TEKST ŹRÓDŁOWY:
Na ostrzu książki

Czytam i opisuję, co dusza dyktuje

Facebook Instagram YouTube Lubimy Czytać Pinterest

Kelnerki barmani wodzireje – Wojciech Przylipiak

30 listopada 2024

Była bardzo ciężka, ale otworzyła jej drzwi do kolorowego świata schowanego w czeluściach szarości Polski Ludowej.

   Tak wspominała swoją pracę Grażyna, która przeszła przez wiele szczebli gastronomicznej hierarchii zawodowej, a jej historia pozwala zrozumieć wiele mechanizmów, które funkcjonowały w gastronomii ówczesnego okresu. To dlatego głównym źródłem wiedzy (ale nie tylko) o tej sferze życia w Polsce autor reportażu uczynił kelnerów, barmanów, wodzirejów, kucharzy, sprzedawców i dyskdżokejów.

   Ludzi gastronomii i towarzyszącej jej rozrywki.

   Za każdym z nich stała przeciekawa opowieść z zaplecza związana z obejmowanym stanowiskiem, która z jednej strony była taka sama – obsługa klienta, a z drugiej zupełnie odmienna z powodu miejsca, funkcji i rodzaju placówki gastronomicznej.

   Autor dzięki tym opowieściom zajrzał wszędzie.

   Do barów mlecznych, wagonów WARS, kawiarni, budek ulicznych, restauracji, karczm, gospód, klubów i ekskluzywnych hoteli. Tej na lądzie, wodzie, torach, w hotelach, podziemiach. Całość po to, żeby pokazać, że świat obsługi klienta w PRL nie był tylko czarny i biały, ale miał wiele kolorów i odcieni.

   Był niezwykle barwny.

   Zaspokajał podniebienie, ale również potrzebę rozrywki, stając się kluczowym miejscem wymiany informacji, myśli i spotkań, sądem, domem kultury, bankiem pożyczkowym, niejednego miasta, miasteczka czy wsi. To tam toczyło się życie towarzyskie, gdzie barman czy kelner stawali się najważniejszymi personami – szafarz, opiekun, doradca, spowiednik, druh. Lub gad, triciciel, oszust, słowem taki, co skrycie pluje gościowi w talerz i życzy mu najgorszego. To w tym momencie przypominała mi się ta zła sława mszczących się kelnerów na aroganckich klientach. Takich historii, anegdot, legend i pełnych humoru opowieści było mnóstwo we wspomnieniach rozmówców. Autor uzupełniał je satyrycznymi rysunkami i żartami pochodzącymi z ówcześnie popularnego czasopisma „Przekrój”. Podobnie jak cały tekst licznymi zdjęciami ilustrującymi opis tamtych lat.

   To była również krótka historia gastronomii w PRL oraz nauki picia kawy i spożywania posiłków w miejscach publicznych.

POKAZANE WIERSZE:
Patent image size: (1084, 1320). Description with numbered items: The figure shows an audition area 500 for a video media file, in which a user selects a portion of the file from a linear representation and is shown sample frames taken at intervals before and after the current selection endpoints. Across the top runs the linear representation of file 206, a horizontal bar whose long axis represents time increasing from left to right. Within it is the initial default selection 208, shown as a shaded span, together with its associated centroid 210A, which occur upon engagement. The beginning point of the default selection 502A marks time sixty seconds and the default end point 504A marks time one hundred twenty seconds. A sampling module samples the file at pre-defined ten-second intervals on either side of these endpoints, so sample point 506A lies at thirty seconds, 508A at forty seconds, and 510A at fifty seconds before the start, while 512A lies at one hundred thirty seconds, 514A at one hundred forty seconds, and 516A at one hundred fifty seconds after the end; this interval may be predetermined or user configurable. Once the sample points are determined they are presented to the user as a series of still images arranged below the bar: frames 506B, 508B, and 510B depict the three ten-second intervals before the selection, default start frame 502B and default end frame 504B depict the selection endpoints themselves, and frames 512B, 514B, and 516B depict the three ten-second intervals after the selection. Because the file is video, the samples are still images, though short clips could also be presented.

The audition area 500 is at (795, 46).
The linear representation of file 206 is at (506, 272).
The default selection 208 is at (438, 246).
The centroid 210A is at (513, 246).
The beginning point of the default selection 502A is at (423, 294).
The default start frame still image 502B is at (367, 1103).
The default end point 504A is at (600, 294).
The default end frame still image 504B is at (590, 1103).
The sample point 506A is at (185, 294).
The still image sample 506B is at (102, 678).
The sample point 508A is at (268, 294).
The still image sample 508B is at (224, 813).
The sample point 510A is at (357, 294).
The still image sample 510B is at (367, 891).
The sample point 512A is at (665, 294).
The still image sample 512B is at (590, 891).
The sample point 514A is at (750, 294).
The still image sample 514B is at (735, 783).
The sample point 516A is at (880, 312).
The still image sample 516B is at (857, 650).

TWOJE ZADANIE: Przepisz bez zmian z tekstu źródłowego wszystko od słów "Ludzi gastronomii i" w dół aż po słowa "opowieściom zajrzał wszędzie.".

ODPOWIEDŹ:
Ludzi gastronomii i towarzyszącej jej rozrywki.

   Za każdym z nich stała przeciekawa opowieść z zaplecza związana z obejmowanym stanowiskiem, która z jednej strony była taka sama – obsługa klienta, a z drugiej zupełnie odmienna z powodu miejsca, funkcji i rodzaju placówki gastronomicznej.

   Autor dzięki tym opowieściom zajrzał wszędzie.